(Records from a collection of figures)
<<<<

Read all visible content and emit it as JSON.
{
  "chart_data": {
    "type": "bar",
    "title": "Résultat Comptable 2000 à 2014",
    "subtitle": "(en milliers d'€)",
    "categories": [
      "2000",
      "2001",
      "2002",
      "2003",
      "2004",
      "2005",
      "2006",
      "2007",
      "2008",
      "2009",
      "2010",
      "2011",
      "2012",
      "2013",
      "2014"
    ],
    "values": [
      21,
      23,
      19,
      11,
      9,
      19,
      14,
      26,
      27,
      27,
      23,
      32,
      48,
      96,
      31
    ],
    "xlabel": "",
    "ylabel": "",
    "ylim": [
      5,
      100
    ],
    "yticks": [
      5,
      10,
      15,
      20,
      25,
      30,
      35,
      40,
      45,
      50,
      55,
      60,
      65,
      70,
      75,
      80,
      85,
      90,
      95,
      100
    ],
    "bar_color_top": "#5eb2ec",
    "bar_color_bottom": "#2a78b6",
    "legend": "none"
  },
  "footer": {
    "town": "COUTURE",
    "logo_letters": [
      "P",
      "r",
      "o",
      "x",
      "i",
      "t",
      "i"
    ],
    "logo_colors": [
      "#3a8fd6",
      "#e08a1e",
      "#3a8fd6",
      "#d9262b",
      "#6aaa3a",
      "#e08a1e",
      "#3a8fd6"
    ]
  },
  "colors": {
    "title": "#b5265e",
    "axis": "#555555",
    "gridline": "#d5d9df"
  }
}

>>>>

TASK TO CARRY OUT: Exact output of every entry is required.

REPLY:
Read all visible content and emit it as JSON.
{
  "chart_data": {
    "type": "bar",
    "title": "Résultat Comptable 2000 à 2014",
    "subtitle": "(en milliers d'€)",
    "categories": [
      "2000",
      "2001",
      "2002",
      "2003",
      "2004",
      "2005",
      "2006",
      "2007",
      "2008",
      "2009",
      "2010",
      "2011",
      "2012",
      "2013",
      "2014"
    ],
    "values": [
      21,
      23,
      19,
      11,
      9,
      19,
      14,
      26,
      27,
      27,
      23,
      32,
      48,
      96,
      31
    ],
    "xlabel": "",
    "ylabel": "",
    "ylim": [
      5,
      100
    ],
    "yticks": [
      5,
      10,
      15,
      20,
      25,
      30,
      35,
      40,
      45,
      50,
      55,
      60,
      65,
      70,
      75,
      80,
      85,
      90,
      95,
      100
    ],
    "bar_color_top": "#5eb2ec",
    "bar_color_bottom": "#2a78b6",
    "legend": "none"
  },
  "footer": {
    "town": "COUTURE",
    "logo_letters": [
      "P",
      "r",
      "o",
      "x",
      "i",
      "t",
      "i"
    ],
    "logo_colors": [
      "#3a8fd6",
      "#e08a1e",
      "#3a8fd6",
      "#d9262b",
      "#6aaa3a",
      "#e08a1e",
      "#3a8fd6"
    ]
  },
  "colors": {
    "title": "#b5265e",
    "axis": "#555555",
    "gridline": "#d5d9df"
  }
}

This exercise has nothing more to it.